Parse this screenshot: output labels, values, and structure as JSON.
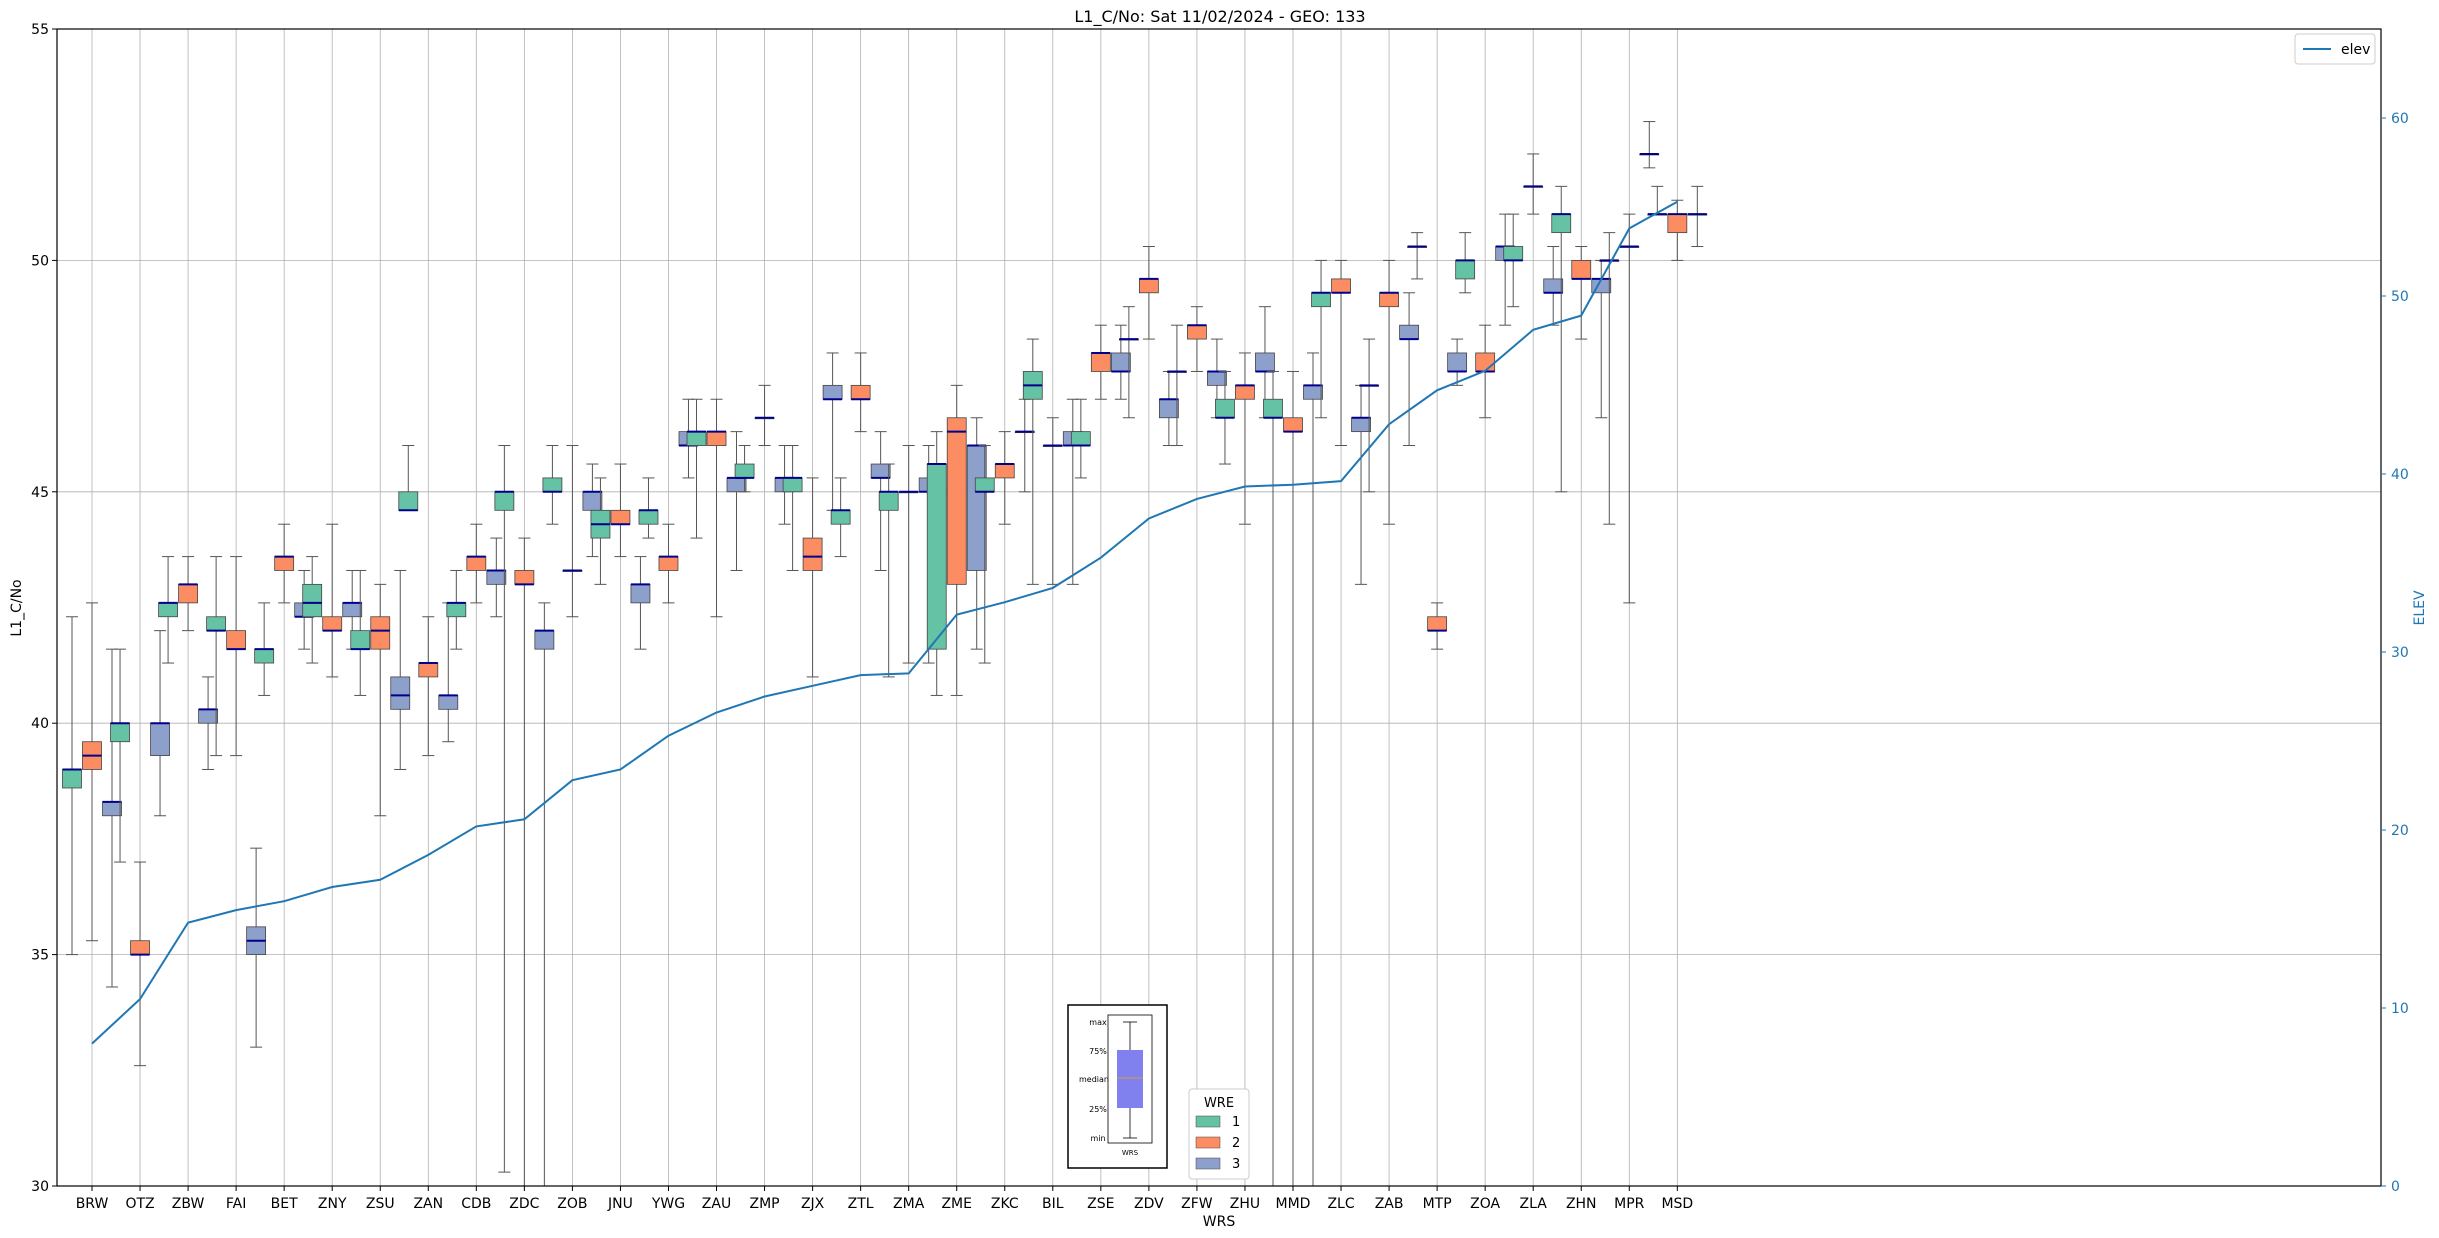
{
  "chart_data": {
    "type": "box",
    "title": "L1_C/No: Sat 11/02/2024 - GEO: 133",
    "xlabel": "WRS",
    "ylabel": "L1_C/No",
    "y2label": "ELEV",
    "ylim": [
      30,
      55
    ],
    "y2lim": [
      0,
      65
    ],
    "yticks": [
      30,
      35,
      40,
      45,
      50,
      55
    ],
    "y2ticks": [
      0,
      10,
      20,
      30,
      40,
      50,
      60
    ],
    "grid": true,
    "categories": [
      "BRW",
      "OTZ",
      "ZBW",
      "FAI",
      "BET",
      "ZNY",
      "ZSU",
      "ZAN",
      "CDB",
      "ZDC",
      "ZOB",
      "JNU",
      "YWG",
      "ZAU",
      "ZMP",
      "ZJX",
      "ZTL",
      "ZMA",
      "ZME",
      "ZKC",
      "BIL",
      "ZSE",
      "ZDV",
      "ZFW",
      "ZHU",
      "MMD",
      "ZLC",
      "ZAB",
      "MTP",
      "ZOA",
      "ZLA",
      "ZHN",
      "MPR",
      "MSD"
    ],
    "legend_line": {
      "label": "elev",
      "position": "top-right",
      "color": "#1f77b4"
    },
    "legend_boxes": {
      "title": "WRE",
      "position": "lower-center",
      "entries": [
        {
          "label": "1",
          "color": "#66c2a5"
        },
        {
          "label": "2",
          "color": "#fc8d62"
        },
        {
          "label": "3",
          "color": "#8da0cb"
        }
      ]
    },
    "box_guide": {
      "labels": [
        "max",
        "75%",
        "median",
        "25%",
        "min"
      ],
      "xlabel": "WRS",
      "color": "#8080ee"
    },
    "colors": {
      "1": "#66c2a5",
      "2": "#fc8d62",
      "3": "#8da0cb",
      "median": "#00008b",
      "elev": "#1f77b4"
    },
    "elev": [
      8,
      10.5,
      14.8,
      15.5,
      16,
      16.8,
      17.2,
      18.6,
      20.2,
      20.6,
      22.8,
      23.4,
      25.3,
      26.6,
      27.5,
      28.1,
      28.7,
      28.8,
      32.1,
      32.8,
      33.6,
      35.3,
      37.5,
      38.6,
      39.3,
      39.4,
      39.6,
      42.8,
      44.7,
      45.8,
      48.1,
      48.9,
      53.8,
      55.3
    ],
    "boxes": [
      {
        "cat": "BRW",
        "wre": 1,
        "min": 35.0,
        "q1": 38.6,
        "med": 39.0,
        "q3": 39.0,
        "max": 42.3
      },
      {
        "cat": "BRW",
        "wre": 2,
        "min": 35.3,
        "q1": 39.0,
        "med": 39.3,
        "q3": 39.6,
        "max": 42.6
      },
      {
        "cat": "BRW",
        "wre": 3,
        "min": 34.3,
        "q1": 38.0,
        "med": 38.3,
        "q3": 38.3,
        "max": 41.6
      },
      {
        "cat": "OTZ",
        "wre": 1,
        "min": 37.0,
        "q1": 39.6,
        "med": 40.0,
        "q3": 40.0,
        "max": 41.6
      },
      {
        "cat": "OTZ",
        "wre": 2,
        "min": 32.6,
        "q1": 35.0,
        "med": 35.0,
        "q3": 35.3,
        "max": 37.0
      },
      {
        "cat": "OTZ",
        "wre": 3,
        "min": 38.0,
        "q1": 39.3,
        "med": 40.0,
        "q3": 40.0,
        "max": 42.0
      },
      {
        "cat": "ZBW",
        "wre": 1,
        "min": 41.3,
        "q1": 42.3,
        "med": 42.6,
        "q3": 42.6,
        "max": 43.6
      },
      {
        "cat": "ZBW",
        "wre": 2,
        "min": 42.0,
        "q1": 42.6,
        "med": 43.0,
        "q3": 43.0,
        "max": 43.6
      },
      {
        "cat": "ZBW",
        "wre": 3,
        "min": 39.0,
        "q1": 40.0,
        "med": 40.3,
        "q3": 40.3,
        "max": 41.0
      },
      {
        "cat": "FAI",
        "wre": 1,
        "min": 39.3,
        "q1": 42.0,
        "med": 42.0,
        "q3": 42.3,
        "max": 43.6
      },
      {
        "cat": "FAI",
        "wre": 2,
        "min": 39.3,
        "q1": 41.6,
        "med": 41.6,
        "q3": 42.0,
        "max": 43.6
      },
      {
        "cat": "FAI",
        "wre": 3,
        "min": 33.0,
        "q1": 35.0,
        "med": 35.3,
        "q3": 35.6,
        "max": 37.3
      },
      {
        "cat": "BET",
        "wre": 1,
        "min": 40.6,
        "q1": 41.3,
        "med": 41.6,
        "q3": 41.6,
        "max": 42.6
      },
      {
        "cat": "BET",
        "wre": 2,
        "min": 42.6,
        "q1": 43.3,
        "med": 43.6,
        "q3": 43.6,
        "max": 44.3
      },
      {
        "cat": "BET",
        "wre": 3,
        "min": 41.6,
        "q1": 42.3,
        "med": 42.3,
        "q3": 42.6,
        "max": 43.3
      },
      {
        "cat": "ZNY",
        "wre": 1,
        "min": 41.3,
        "q1": 42.3,
        "med": 42.6,
        "q3": 43.0,
        "max": 43.6
      },
      {
        "cat": "ZNY",
        "wre": 2,
        "min": 41.0,
        "q1": 42.0,
        "med": 42.0,
        "q3": 42.3,
        "max": 44.3
      },
      {
        "cat": "ZNY",
        "wre": 3,
        "min": 41.6,
        "q1": 42.3,
        "med": 42.6,
        "q3": 42.6,
        "max": 43.3
      },
      {
        "cat": "ZSU",
        "wre": 1,
        "min": 40.6,
        "q1": 41.6,
        "med": 41.6,
        "q3": 42.0,
        "max": 43.3
      },
      {
        "cat": "ZSU",
        "wre": 2,
        "min": 38.0,
        "q1": 41.6,
        "med": 42.0,
        "q3": 42.3,
        "max": 43.0
      },
      {
        "cat": "ZSU",
        "wre": 3,
        "min": 39.0,
        "q1": 40.3,
        "med": 40.6,
        "q3": 41.0,
        "max": 43.3
      },
      {
        "cat": "ZAN",
        "wre": 1,
        "min": 44.6,
        "q1": 44.6,
        "med": 44.6,
        "q3": 45.0,
        "max": 46.0
      },
      {
        "cat": "ZAN",
        "wre": 2,
        "min": 39.3,
        "q1": 41.0,
        "med": 41.3,
        "q3": 41.3,
        "max": 42.3
      },
      {
        "cat": "ZAN",
        "wre": 3,
        "min": 39.6,
        "q1": 40.3,
        "med": 40.6,
        "q3": 40.6,
        "max": 42.6
      },
      {
        "cat": "CDB",
        "wre": 1,
        "min": 41.6,
        "q1": 42.3,
        "med": 42.6,
        "q3": 42.6,
        "max": 43.3
      },
      {
        "cat": "CDB",
        "wre": 2,
        "min": 42.6,
        "q1": 43.3,
        "med": 43.6,
        "q3": 43.6,
        "max": 44.3
      },
      {
        "cat": "CDB",
        "wre": 3,
        "min": 42.3,
        "q1": 43.0,
        "med": 43.3,
        "q3": 43.3,
        "max": 44.0
      },
      {
        "cat": "ZDC",
        "wre": 1,
        "min": 30.3,
        "q1": 44.6,
        "med": 45.0,
        "q3": 45.0,
        "max": 46.0
      },
      {
        "cat": "ZDC",
        "wre": 2,
        "min": 30.0,
        "q1": 43.0,
        "med": 43.0,
        "q3": 43.3,
        "max": 44.0
      },
      {
        "cat": "ZDC",
        "wre": 3,
        "min": 30.0,
        "q1": 41.6,
        "med": 42.0,
        "q3": 42.0,
        "max": 42.6
      },
      {
        "cat": "ZOB",
        "wre": 1,
        "min": 44.3,
        "q1": 45.0,
        "med": 45.0,
        "q3": 45.3,
        "max": 46.0
      },
      {
        "cat": "ZOB",
        "wre": 2,
        "min": 42.3,
        "q1": 43.3,
        "med": 43.3,
        "q3": 43.3,
        "max": 46.0
      },
      {
        "cat": "ZOB",
        "wre": 3,
        "min": 43.6,
        "q1": 44.6,
        "med": 45.0,
        "q3": 45.0,
        "max": 45.6
      },
      {
        "cat": "JNU",
        "wre": 1,
        "min": 43.0,
        "q1": 44.0,
        "med": 44.3,
        "q3": 44.6,
        "max": 45.3
      },
      {
        "cat": "JNU",
        "wre": 2,
        "min": 43.6,
        "q1": 44.3,
        "med": 44.3,
        "q3": 44.6,
        "max": 45.6
      },
      {
        "cat": "JNU",
        "wre": 3,
        "min": 41.6,
        "q1": 42.6,
        "med": 43.0,
        "q3": 43.0,
        "max": 43.6
      },
      {
        "cat": "YWG",
        "wre": 1,
        "min": 44.0,
        "q1": 44.3,
        "med": 44.6,
        "q3": 44.6,
        "max": 45.3
      },
      {
        "cat": "YWG",
        "wre": 2,
        "min": 42.6,
        "q1": 43.3,
        "med": 43.6,
        "q3": 43.6,
        "max": 44.3
      },
      {
        "cat": "YWG",
        "wre": 3,
        "min": 45.3,
        "q1": 46.0,
        "med": 46.0,
        "q3": 46.3,
        "max": 47.0
      },
      {
        "cat": "ZAU",
        "wre": 1,
        "min": 44.0,
        "q1": 46.0,
        "med": 46.3,
        "q3": 46.3,
        "max": 47.0
      },
      {
        "cat": "ZAU",
        "wre": 2,
        "min": 42.3,
        "q1": 46.0,
        "med": 46.3,
        "q3": 46.3,
        "max": 47.0
      },
      {
        "cat": "ZAU",
        "wre": 3,
        "min": 43.3,
        "q1": 45.0,
        "med": 45.3,
        "q3": 45.3,
        "max": 46.3
      },
      {
        "cat": "ZMP",
        "wre": 1,
        "min": 45.0,
        "q1": 45.3,
        "med": 45.3,
        "q3": 45.6,
        "max": 46.0
      },
      {
        "cat": "ZMP",
        "wre": 2,
        "min": 46.0,
        "q1": 46.6,
        "med": 46.6,
        "q3": 46.6,
        "max": 47.3
      },
      {
        "cat": "ZMP",
        "wre": 3,
        "min": 44.3,
        "q1": 45.0,
        "med": 45.3,
        "q3": 45.3,
        "max": 46.0
      },
      {
        "cat": "ZJX",
        "wre": 1,
        "min": 43.3,
        "q1": 45.0,
        "med": 45.3,
        "q3": 45.3,
        "max": 46.0
      },
      {
        "cat": "ZJX",
        "wre": 2,
        "min": 41.0,
        "q1": 43.3,
        "med": 43.6,
        "q3": 44.0,
        "max": 45.3
      },
      {
        "cat": "ZJX",
        "wre": 3,
        "min": 44.6,
        "q1": 47.0,
        "med": 47.0,
        "q3": 47.3,
        "max": 48.0
      },
      {
        "cat": "ZTL",
        "wre": 1,
        "min": 43.6,
        "q1": 44.3,
        "med": 44.6,
        "q3": 44.6,
        "max": 45.3
      },
      {
        "cat": "ZTL",
        "wre": 2,
        "min": 46.3,
        "q1": 47.0,
        "med": 47.0,
        "q3": 47.3,
        "max": 48.0
      },
      {
        "cat": "ZTL",
        "wre": 3,
        "min": 43.3,
        "q1": 45.3,
        "med": 45.3,
        "q3": 45.6,
        "max": 46.3
      },
      {
        "cat": "ZMA",
        "wre": 1,
        "min": 41.0,
        "q1": 44.6,
        "med": 45.0,
        "q3": 45.0,
        "max": 45.6
      },
      {
        "cat": "ZMA",
        "wre": 2,
        "min": 41.3,
        "q1": 45.0,
        "med": 45.0,
        "q3": 45.0,
        "max": 46.0
      },
      {
        "cat": "ZMA",
        "wre": 3,
        "min": 41.3,
        "q1": 45.0,
        "med": 45.0,
        "q3": 45.3,
        "max": 46.0
      },
      {
        "cat": "ZME",
        "wre": 1,
        "min": 40.6,
        "q1": 41.6,
        "med": 45.6,
        "q3": 45.6,
        "max": 46.3
      },
      {
        "cat": "ZME",
        "wre": 2,
        "min": 40.6,
        "q1": 43.0,
        "med": 46.3,
        "q3": 46.6,
        "max": 47.3
      },
      {
        "cat": "ZME",
        "wre": 3,
        "min": 41.6,
        "q1": 43.3,
        "med": 46.0,
        "q3": 46.0,
        "max": 46.6
      },
      {
        "cat": "ZKC",
        "wre": 1,
        "min": 41.3,
        "q1": 45.0,
        "med": 45.0,
        "q3": 45.3,
        "max": 46.0
      },
      {
        "cat": "ZKC",
        "wre": 2,
        "min": 44.3,
        "q1": 45.3,
        "med": 45.6,
        "q3": 45.6,
        "max": 46.3
      },
      {
        "cat": "ZKC",
        "wre": 3,
        "min": 45.0,
        "q1": 46.3,
        "med": 46.3,
        "q3": 46.3,
        "max": 47.0
      },
      {
        "cat": "BIL",
        "wre": 1,
        "min": 43.0,
        "q1": 47.0,
        "med": 47.3,
        "q3": 47.6,
        "max": 48.3
      },
      {
        "cat": "BIL",
        "wre": 2,
        "min": 43.0,
        "q1": 46.0,
        "med": 46.0,
        "q3": 46.0,
        "max": 46.6
      },
      {
        "cat": "BIL",
        "wre": 3,
        "min": 43.0,
        "q1": 46.0,
        "med": 46.0,
        "q3": 46.3,
        "max": 47.0
      },
      {
        "cat": "ZSE",
        "wre": 1,
        "min": 45.3,
        "q1": 46.0,
        "med": 46.0,
        "q3": 46.3,
        "max": 47.0
      },
      {
        "cat": "ZSE",
        "wre": 2,
        "min": 47.0,
        "q1": 47.6,
        "med": 48.0,
        "q3": 48.0,
        "max": 48.6
      },
      {
        "cat": "ZSE",
        "wre": 3,
        "min": 47.0,
        "q1": 47.6,
        "med": 47.6,
        "q3": 48.0,
        "max": 48.6
      },
      {
        "cat": "ZDV",
        "wre": 1,
        "min": 46.6,
        "q1": 48.3,
        "med": 48.3,
        "q3": 48.3,
        "max": 49.0
      },
      {
        "cat": "ZDV",
        "wre": 2,
        "min": 48.3,
        "q1": 49.3,
        "med": 49.6,
        "q3": 49.6,
        "max": 50.3
      },
      {
        "cat": "ZDV",
        "wre": 3,
        "min": 46.0,
        "q1": 46.6,
        "med": 47.0,
        "q3": 47.0,
        "max": 47.6
      },
      {
        "cat": "ZFW",
        "wre": 1,
        "min": 46.0,
        "q1": 47.6,
        "med": 47.6,
        "q3": 47.6,
        "max": 48.6
      },
      {
        "cat": "ZFW",
        "wre": 2,
        "min": 47.6,
        "q1": 48.3,
        "med": 48.6,
        "q3": 48.6,
        "max": 49.0
      },
      {
        "cat": "ZFW",
        "wre": 3,
        "min": 46.6,
        "q1": 47.3,
        "med": 47.6,
        "q3": 47.6,
        "max": 48.3
      },
      {
        "cat": "ZHU",
        "wre": 1,
        "min": 45.6,
        "q1": 46.6,
        "med": 46.6,
        "q3": 47.0,
        "max": 47.6
      },
      {
        "cat": "ZHU",
        "wre": 2,
        "min": 44.3,
        "q1": 47.0,
        "med": 47.3,
        "q3": 47.3,
        "max": 48.0
      },
      {
        "cat": "ZHU",
        "wre": 3,
        "min": 46.6,
        "q1": 47.6,
        "med": 47.6,
        "q3": 48.0,
        "max": 49.0
      },
      {
        "cat": "MMD",
        "wre": 1,
        "min": 30.0,
        "q1": 46.6,
        "med": 46.6,
        "q3": 47.0,
        "max": 47.6
      },
      {
        "cat": "MMD",
        "wre": 2,
        "min": 30.0,
        "q1": 46.3,
        "med": 46.3,
        "q3": 46.6,
        "max": 47.6
      },
      {
        "cat": "MMD",
        "wre": 3,
        "min": 30.0,
        "q1": 47.0,
        "med": 47.3,
        "q3": 47.3,
        "max": 48.0
      },
      {
        "cat": "ZLC",
        "wre": 1,
        "min": 46.6,
        "q1": 49.0,
        "med": 49.3,
        "q3": 49.3,
        "max": 50.0
      },
      {
        "cat": "ZLC",
        "wre": 2,
        "min": 46.0,
        "q1": 49.3,
        "med": 49.3,
        "q3": 49.6,
        "max": 50.0
      },
      {
        "cat": "ZLC",
        "wre": 3,
        "min": 43.0,
        "q1": 46.3,
        "med": 46.6,
        "q3": 46.6,
        "max": 47.3
      },
      {
        "cat": "ZAB",
        "wre": 1,
        "min": 45.0,
        "q1": 47.3,
        "med": 47.3,
        "q3": 47.3,
        "max": 48.3
      },
      {
        "cat": "ZAB",
        "wre": 2,
        "min": 44.3,
        "q1": 49.0,
        "med": 49.3,
        "q3": 49.3,
        "max": 50.0
      },
      {
        "cat": "ZAB",
        "wre": 3,
        "min": 46.0,
        "q1": 48.3,
        "med": 48.3,
        "q3": 48.6,
        "max": 49.3
      },
      {
        "cat": "MTP",
        "wre": 1,
        "min": 49.6,
        "q1": 50.3,
        "med": 50.3,
        "q3": 50.3,
        "max": 50.6
      },
      {
        "cat": "MTP",
        "wre": 2,
        "min": 41.6,
        "q1": 42.0,
        "med": 42.0,
        "q3": 42.3,
        "max": 42.6
      },
      {
        "cat": "MTP",
        "wre": 3,
        "min": 47.3,
        "q1": 47.6,
        "med": 47.6,
        "q3": 48.0,
        "max": 48.3
      },
      {
        "cat": "ZOA",
        "wre": 1,
        "min": 49.3,
        "q1": 49.6,
        "med": 50.0,
        "q3": 50.0,
        "max": 50.6
      },
      {
        "cat": "ZOA",
        "wre": 2,
        "min": 46.6,
        "q1": 47.6,
        "med": 47.6,
        "q3": 48.0,
        "max": 48.6
      },
      {
        "cat": "ZOA",
        "wre": 3,
        "min": 48.6,
        "q1": 50.0,
        "med": 50.3,
        "q3": 50.3,
        "max": 51.0
      },
      {
        "cat": "ZLA",
        "wre": 1,
        "min": 49.0,
        "q1": 50.0,
        "med": 50.0,
        "q3": 50.3,
        "max": 51.0
      },
      {
        "cat": "ZLA",
        "wre": 2,
        "min": 51.0,
        "q1": 51.6,
        "med": 51.6,
        "q3": 51.6,
        "max": 52.3
      },
      {
        "cat": "ZLA",
        "wre": 3,
        "min": 48.6,
        "q1": 49.3,
        "med": 49.3,
        "q3": 49.6,
        "max": 50.3
      },
      {
        "cat": "ZHN",
        "wre": 1,
        "min": 45.0,
        "q1": 50.6,
        "med": 51.0,
        "q3": 51.0,
        "max": 51.6
      },
      {
        "cat": "ZHN",
        "wre": 2,
        "min": 48.3,
        "q1": 49.6,
        "med": 49.6,
        "q3": 50.0,
        "max": 50.3
      },
      {
        "cat": "ZHN",
        "wre": 3,
        "min": 46.6,
        "q1": 49.3,
        "med": 49.6,
        "q3": 49.6,
        "max": 50.0
      },
      {
        "cat": "MPR",
        "wre": 1,
        "min": 44.3,
        "q1": 50.0,
        "med": 50.0,
        "q3": 50.0,
        "max": 50.6
      },
      {
        "cat": "MPR",
        "wre": 2,
        "min": 42.6,
        "q1": 50.3,
        "med": 50.3,
        "q3": 50.3,
        "max": 51.0
      },
      {
        "cat": "MPR",
        "wre": 3,
        "min": 52.0,
        "q1": 52.3,
        "med": 52.3,
        "q3": 52.3,
        "max": 53.0
      },
      {
        "cat": "MSD",
        "wre": 1,
        "min": 51.0,
        "q1": 51.0,
        "med": 51.0,
        "q3": 51.0,
        "max": 51.6
      },
      {
        "cat": "MSD",
        "wre": 2,
        "min": 50.0,
        "q1": 50.6,
        "med": 51.0,
        "q3": 51.0,
        "max": 51.3
      },
      {
        "cat": "MSD",
        "wre": 3,
        "min": 50.3,
        "q1": 51.0,
        "med": 51.0,
        "q3": 51.0,
        "max": 51.6
      }
    ]
  }
}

_Exercise_. Find each line holding the string "position" and copy it out.

_Result for this exercise_.
      "position": "top-right",
      "position": "lower-center",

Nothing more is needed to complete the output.